→ SHORT TASK
Tally the lines in the listing below that include "товаров". Answer with the count and nothing more.

→ Dataset entries
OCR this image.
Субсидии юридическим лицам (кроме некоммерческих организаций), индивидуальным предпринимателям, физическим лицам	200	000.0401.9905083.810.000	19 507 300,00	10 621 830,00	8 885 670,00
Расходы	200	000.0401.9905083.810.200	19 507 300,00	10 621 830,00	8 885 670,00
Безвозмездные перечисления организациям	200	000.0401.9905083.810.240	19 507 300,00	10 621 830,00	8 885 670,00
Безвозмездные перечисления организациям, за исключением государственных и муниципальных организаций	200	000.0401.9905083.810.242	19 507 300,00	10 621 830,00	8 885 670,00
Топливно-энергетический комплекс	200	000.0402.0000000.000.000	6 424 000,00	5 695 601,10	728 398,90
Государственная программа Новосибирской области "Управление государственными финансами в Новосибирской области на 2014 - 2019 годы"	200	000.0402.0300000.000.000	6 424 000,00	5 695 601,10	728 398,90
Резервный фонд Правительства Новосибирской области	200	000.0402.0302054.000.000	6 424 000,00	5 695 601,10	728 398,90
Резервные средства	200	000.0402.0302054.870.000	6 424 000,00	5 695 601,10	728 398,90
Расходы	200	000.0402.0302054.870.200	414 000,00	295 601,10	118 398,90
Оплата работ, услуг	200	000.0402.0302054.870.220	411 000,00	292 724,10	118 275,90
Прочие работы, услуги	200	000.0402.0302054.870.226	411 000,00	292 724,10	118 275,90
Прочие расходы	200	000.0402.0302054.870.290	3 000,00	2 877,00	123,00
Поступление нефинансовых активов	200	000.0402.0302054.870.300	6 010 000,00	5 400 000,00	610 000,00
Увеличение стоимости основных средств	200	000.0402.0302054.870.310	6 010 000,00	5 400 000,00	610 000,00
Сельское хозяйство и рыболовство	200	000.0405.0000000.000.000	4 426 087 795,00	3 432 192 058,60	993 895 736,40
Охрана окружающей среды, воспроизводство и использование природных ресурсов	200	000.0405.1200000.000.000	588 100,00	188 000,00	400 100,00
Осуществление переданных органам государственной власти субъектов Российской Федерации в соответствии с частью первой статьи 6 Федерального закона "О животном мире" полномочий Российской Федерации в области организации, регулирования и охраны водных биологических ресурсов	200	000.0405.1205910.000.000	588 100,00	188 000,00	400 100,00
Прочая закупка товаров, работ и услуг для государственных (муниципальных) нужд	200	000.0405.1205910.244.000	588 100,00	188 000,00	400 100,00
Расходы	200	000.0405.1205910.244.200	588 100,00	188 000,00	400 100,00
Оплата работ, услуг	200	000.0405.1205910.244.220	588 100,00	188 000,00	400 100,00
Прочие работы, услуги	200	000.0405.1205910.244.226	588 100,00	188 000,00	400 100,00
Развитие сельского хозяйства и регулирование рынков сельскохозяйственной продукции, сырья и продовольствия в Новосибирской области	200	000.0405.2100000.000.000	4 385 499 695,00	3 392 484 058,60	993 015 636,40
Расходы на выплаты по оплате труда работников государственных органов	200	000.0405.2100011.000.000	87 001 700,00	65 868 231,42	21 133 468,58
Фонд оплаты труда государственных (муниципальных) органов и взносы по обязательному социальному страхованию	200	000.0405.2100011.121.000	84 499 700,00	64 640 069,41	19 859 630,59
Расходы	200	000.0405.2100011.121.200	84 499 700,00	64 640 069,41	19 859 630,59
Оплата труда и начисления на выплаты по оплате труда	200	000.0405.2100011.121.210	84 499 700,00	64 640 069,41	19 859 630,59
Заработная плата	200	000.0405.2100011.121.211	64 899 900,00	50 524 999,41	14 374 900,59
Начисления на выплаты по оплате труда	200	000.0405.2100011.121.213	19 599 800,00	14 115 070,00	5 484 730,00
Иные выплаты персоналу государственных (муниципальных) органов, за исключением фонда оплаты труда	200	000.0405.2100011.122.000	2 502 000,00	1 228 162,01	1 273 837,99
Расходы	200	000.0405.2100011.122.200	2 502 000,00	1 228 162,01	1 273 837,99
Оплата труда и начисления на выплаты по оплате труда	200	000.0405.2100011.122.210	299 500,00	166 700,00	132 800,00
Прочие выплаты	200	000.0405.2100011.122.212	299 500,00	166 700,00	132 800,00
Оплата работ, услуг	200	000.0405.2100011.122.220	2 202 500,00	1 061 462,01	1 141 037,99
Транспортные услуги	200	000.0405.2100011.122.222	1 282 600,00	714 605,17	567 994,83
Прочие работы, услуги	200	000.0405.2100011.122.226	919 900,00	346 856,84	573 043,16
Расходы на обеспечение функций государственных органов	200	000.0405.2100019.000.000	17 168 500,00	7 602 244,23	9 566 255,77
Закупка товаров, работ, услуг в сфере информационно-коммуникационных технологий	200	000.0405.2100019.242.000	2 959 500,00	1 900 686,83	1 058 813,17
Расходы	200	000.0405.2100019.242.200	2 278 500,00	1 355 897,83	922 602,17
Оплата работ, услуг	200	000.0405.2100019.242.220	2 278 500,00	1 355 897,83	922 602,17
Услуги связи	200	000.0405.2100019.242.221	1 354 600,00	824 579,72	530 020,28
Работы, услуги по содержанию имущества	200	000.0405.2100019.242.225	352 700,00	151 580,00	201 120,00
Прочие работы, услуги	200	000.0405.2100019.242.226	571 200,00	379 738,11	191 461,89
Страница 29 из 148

→ EXERCISE ANSWER
2